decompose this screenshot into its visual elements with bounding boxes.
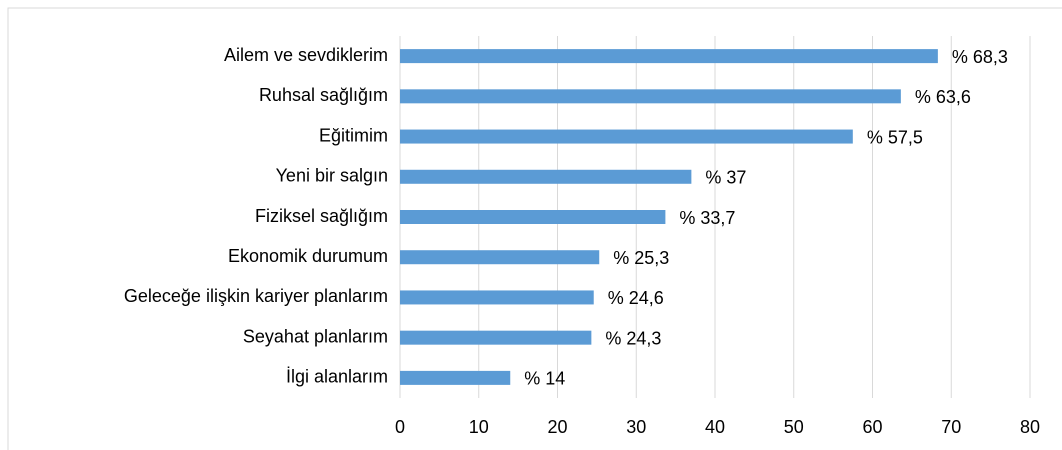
value-label: % 24,3 [605,328,661,348]
y-tick-label: İlgi alanlarım [286,367,388,387]
y-tick-label: Fiziksel sağlığım [255,206,388,226]
x-tick-label: 0 [395,417,405,437]
value-label: % 57,5 [867,127,923,147]
y-tick-label: Ruhsal sağlığım [259,85,388,105]
y-tick-label: Geleceğe ilişkin kariyer planlarım [124,286,388,306]
value-label: % 24,6 [608,288,664,308]
x-tick-label: 40 [705,417,725,437]
y-tick-label: Ekonomik durumum [228,246,388,266]
bar [400,210,666,224]
x-tick-label: 60 [862,417,882,437]
x-tick-label: 70 [941,417,961,437]
bar [400,169,692,184]
y-tick-label: Yeni bir salgın [276,166,388,186]
value-label: % 14 [524,369,565,389]
bar [400,290,594,305]
bar [400,89,901,104]
value-label: % 25,3 [613,248,669,268]
x-tick-label: 50 [784,417,804,437]
value-label: % 37 [705,168,746,188]
chart-frame [7,7,1062,450]
y-tick-label: Ailem ve sevdiklerim [224,45,388,65]
bar [400,49,938,64]
y-tick-label: Seyahat planlarım [243,326,388,346]
bar [400,129,853,144]
bar [400,370,511,385]
value-label: % 33,7 [679,208,735,228]
x-tick-label: 20 [547,417,567,437]
x-tick-label: 30 [626,417,646,437]
bar [400,250,600,265]
x-tick-label: 80 [1020,417,1040,437]
x-tick-label: 10 [469,417,489,437]
y-tick-label: Eğitimim [319,125,388,145]
value-label: % 63,6 [915,87,971,107]
value-label: % 68,3 [952,47,1008,67]
bar [400,330,592,345]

☆ ☆ ☆

- EXERCISE OBJECTIVE -
Copy the listing above line for line without changing anything, and leave out the picture.

- FULL SOLUTION -
decompose this screenshot into its visual elements with bounding boxes.
value-label: % 24,3 [605,328,661,348]
y-tick-label: İlgi alanlarım [286,367,388,387]
y-tick-label: Fiziksel sağlığım [255,206,388,226]
x-tick-label: 0 [395,417,405,437]
value-label: % 57,5 [867,127,923,147]
y-tick-label: Ruhsal sağlığım [259,85,388,105]
y-tick-label: Geleceğe ilişkin kariyer planlarım [124,286,388,306]
value-label: % 24,6 [608,288,664,308]
x-tick-label: 40 [705,417,725,437]
y-tick-label: Ekonomik durumum [228,246,388,266]
bar [400,210,666,224]
x-tick-label: 60 [862,417,882,437]
x-tick-label: 70 [941,417,961,437]
bar [400,169,692,184]
y-tick-label: Yeni bir salgın [276,166,388,186]
value-label: % 14 [524,369,565,389]
bar [400,290,594,305]
bar [400,89,901,104]
value-label: % 25,3 [613,248,669,268]
x-tick-label: 50 [784,417,804,437]
value-label: % 37 [705,168,746,188]
chart-frame [7,7,1062,450]
y-tick-label: Ailem ve sevdiklerim [224,45,388,65]
bar [400,49,938,64]
y-tick-label: Seyahat planlarım [243,326,388,346]
bar [400,129,853,144]
bar [400,370,511,385]
value-label: % 33,7 [679,208,735,228]
x-tick-label: 20 [547,417,567,437]
x-tick-label: 30 [626,417,646,437]
bar [400,250,600,265]
x-tick-label: 80 [1020,417,1040,437]
x-tick-label: 10 [469,417,489,437]
y-tick-label: Eğitimim [319,125,388,145]
value-label: % 63,6 [915,87,971,107]
value-label: % 68,3 [952,47,1008,67]
bar [400,330,592,345]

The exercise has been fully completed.